What needs to be done ::
For each line in the data below that holds "this", return a copy.

— start Entries shown —

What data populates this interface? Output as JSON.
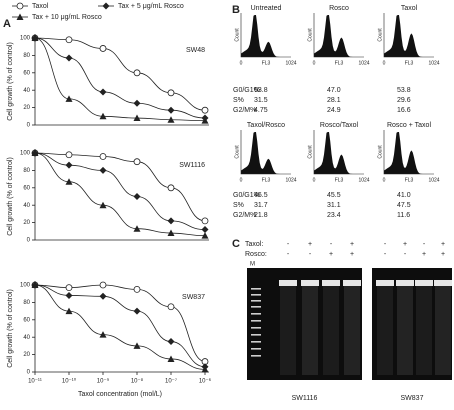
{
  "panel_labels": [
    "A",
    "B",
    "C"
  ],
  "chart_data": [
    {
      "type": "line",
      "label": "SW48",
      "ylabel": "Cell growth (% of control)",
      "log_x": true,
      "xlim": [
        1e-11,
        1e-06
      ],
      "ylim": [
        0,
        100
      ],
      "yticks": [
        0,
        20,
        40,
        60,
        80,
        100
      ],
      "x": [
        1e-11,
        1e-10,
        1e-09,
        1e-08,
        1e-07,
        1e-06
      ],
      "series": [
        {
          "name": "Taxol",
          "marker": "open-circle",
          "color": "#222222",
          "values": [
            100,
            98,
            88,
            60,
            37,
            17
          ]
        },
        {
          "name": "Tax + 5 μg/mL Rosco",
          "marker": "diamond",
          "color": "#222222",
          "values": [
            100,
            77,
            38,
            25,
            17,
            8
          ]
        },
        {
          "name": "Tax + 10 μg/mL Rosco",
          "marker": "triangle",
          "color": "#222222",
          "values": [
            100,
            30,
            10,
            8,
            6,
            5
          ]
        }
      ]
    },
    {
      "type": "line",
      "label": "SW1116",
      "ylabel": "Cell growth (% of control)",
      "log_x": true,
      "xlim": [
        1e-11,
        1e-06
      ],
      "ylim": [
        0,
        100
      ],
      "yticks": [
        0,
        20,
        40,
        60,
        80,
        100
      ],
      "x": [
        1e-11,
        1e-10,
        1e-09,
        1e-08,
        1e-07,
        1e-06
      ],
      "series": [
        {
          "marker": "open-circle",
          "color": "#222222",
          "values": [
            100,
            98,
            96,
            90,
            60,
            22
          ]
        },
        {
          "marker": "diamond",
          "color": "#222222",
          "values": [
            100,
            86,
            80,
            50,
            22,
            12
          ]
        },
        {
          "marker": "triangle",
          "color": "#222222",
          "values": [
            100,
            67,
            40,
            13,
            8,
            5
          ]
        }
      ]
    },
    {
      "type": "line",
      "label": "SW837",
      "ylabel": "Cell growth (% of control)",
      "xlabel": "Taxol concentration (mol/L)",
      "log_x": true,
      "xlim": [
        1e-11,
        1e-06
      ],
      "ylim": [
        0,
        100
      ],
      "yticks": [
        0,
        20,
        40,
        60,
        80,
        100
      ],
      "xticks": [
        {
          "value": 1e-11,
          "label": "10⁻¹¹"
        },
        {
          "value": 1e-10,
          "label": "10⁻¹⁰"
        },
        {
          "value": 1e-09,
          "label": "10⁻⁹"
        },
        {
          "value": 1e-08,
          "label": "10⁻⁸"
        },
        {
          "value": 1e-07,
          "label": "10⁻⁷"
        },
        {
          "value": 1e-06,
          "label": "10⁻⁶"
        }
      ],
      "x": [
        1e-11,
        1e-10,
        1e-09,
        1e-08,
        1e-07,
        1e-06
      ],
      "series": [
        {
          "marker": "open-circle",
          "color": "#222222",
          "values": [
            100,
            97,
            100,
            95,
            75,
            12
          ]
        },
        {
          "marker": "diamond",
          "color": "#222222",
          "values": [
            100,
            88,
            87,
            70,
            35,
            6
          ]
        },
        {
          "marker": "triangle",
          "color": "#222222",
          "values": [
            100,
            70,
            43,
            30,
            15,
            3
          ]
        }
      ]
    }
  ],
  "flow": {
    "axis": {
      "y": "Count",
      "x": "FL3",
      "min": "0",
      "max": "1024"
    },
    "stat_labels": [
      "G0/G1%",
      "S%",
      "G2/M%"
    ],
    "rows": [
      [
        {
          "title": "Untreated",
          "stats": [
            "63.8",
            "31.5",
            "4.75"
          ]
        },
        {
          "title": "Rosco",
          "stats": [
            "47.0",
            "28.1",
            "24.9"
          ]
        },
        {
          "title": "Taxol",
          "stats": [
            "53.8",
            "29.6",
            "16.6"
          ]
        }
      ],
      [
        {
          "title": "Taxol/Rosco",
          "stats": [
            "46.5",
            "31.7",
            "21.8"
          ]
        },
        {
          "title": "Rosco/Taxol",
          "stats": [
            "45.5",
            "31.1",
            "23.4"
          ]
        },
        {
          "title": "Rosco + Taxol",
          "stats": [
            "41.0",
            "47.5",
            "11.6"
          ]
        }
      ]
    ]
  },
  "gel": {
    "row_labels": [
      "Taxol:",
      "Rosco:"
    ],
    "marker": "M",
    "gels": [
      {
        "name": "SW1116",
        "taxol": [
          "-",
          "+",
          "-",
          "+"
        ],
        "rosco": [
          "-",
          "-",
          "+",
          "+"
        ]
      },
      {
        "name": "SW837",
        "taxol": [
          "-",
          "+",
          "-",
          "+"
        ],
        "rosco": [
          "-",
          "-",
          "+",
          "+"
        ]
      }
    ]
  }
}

— end Entries shown —
— start Entries shown —

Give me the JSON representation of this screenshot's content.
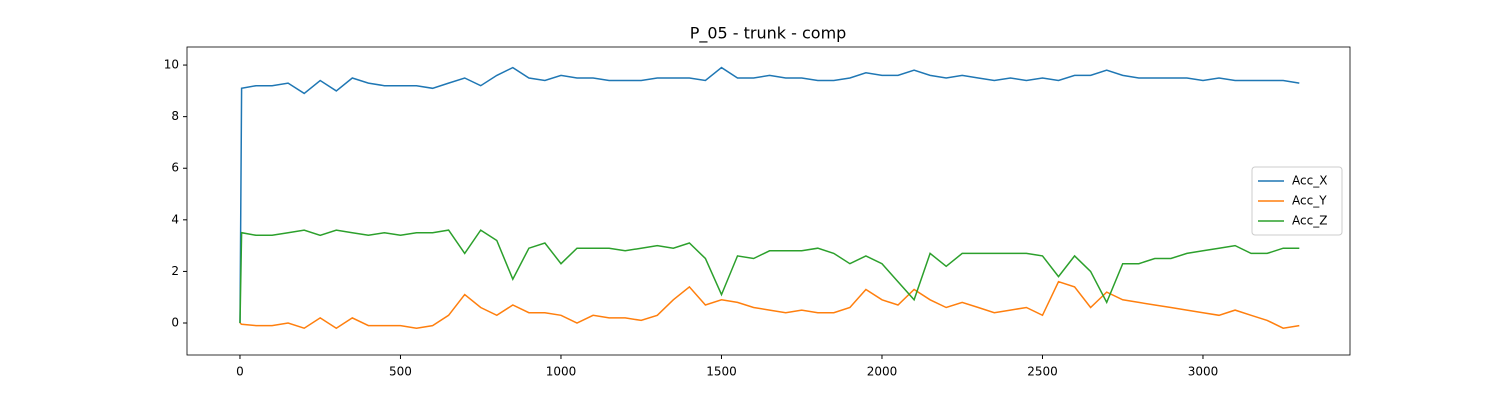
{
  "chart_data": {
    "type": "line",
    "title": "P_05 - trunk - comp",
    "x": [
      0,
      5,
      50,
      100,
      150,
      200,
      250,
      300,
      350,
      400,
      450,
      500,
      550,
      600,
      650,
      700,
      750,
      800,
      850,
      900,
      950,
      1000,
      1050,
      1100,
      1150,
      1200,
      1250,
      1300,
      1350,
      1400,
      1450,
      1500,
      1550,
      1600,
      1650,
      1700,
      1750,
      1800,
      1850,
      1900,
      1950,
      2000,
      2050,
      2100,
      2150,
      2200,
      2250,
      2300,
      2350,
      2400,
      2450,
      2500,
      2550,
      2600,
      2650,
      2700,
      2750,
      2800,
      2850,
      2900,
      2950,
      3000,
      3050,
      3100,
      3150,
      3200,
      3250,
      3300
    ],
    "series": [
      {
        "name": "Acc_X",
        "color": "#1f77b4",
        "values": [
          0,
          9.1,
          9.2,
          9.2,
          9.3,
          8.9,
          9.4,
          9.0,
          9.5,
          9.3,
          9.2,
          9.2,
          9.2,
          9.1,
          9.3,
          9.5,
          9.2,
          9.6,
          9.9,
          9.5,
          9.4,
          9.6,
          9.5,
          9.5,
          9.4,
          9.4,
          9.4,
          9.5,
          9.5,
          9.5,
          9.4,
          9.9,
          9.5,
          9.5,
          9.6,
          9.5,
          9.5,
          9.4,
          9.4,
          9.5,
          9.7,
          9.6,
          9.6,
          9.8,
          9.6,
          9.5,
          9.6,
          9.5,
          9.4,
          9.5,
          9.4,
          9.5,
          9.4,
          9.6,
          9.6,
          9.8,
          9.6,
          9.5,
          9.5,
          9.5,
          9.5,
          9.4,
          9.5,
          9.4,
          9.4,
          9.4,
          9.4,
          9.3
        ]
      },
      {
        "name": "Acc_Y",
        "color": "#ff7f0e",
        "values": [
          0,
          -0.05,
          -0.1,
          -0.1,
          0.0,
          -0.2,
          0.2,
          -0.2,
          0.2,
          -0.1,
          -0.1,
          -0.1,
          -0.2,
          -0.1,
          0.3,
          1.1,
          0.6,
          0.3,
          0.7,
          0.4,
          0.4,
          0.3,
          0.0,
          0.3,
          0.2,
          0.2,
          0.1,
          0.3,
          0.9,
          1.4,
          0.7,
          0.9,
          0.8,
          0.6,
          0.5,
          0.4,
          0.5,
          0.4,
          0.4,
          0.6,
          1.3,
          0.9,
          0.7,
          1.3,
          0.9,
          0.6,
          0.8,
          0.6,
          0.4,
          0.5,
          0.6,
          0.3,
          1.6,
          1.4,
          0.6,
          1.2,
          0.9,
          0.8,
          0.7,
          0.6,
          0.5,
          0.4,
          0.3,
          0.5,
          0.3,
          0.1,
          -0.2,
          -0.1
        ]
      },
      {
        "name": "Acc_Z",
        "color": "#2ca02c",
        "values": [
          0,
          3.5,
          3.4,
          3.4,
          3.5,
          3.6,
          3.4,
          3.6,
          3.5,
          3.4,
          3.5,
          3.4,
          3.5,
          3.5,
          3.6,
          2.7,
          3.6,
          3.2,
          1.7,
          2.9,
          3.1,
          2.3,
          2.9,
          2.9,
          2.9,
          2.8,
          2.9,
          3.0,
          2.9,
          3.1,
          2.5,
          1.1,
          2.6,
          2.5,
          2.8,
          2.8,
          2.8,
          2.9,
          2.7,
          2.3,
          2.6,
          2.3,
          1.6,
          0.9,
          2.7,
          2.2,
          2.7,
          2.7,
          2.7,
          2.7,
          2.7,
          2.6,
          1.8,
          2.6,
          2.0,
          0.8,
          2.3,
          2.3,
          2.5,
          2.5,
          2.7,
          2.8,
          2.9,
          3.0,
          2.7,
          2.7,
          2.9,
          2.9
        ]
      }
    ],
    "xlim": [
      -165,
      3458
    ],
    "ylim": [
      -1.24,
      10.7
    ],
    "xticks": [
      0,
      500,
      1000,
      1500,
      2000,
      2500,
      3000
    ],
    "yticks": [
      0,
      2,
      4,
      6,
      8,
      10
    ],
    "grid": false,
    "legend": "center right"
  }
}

— end Entries shown —

Expected answer ::
What data populates this interface? Output as JSON.
Give me the JSON representation of this screenshot's content.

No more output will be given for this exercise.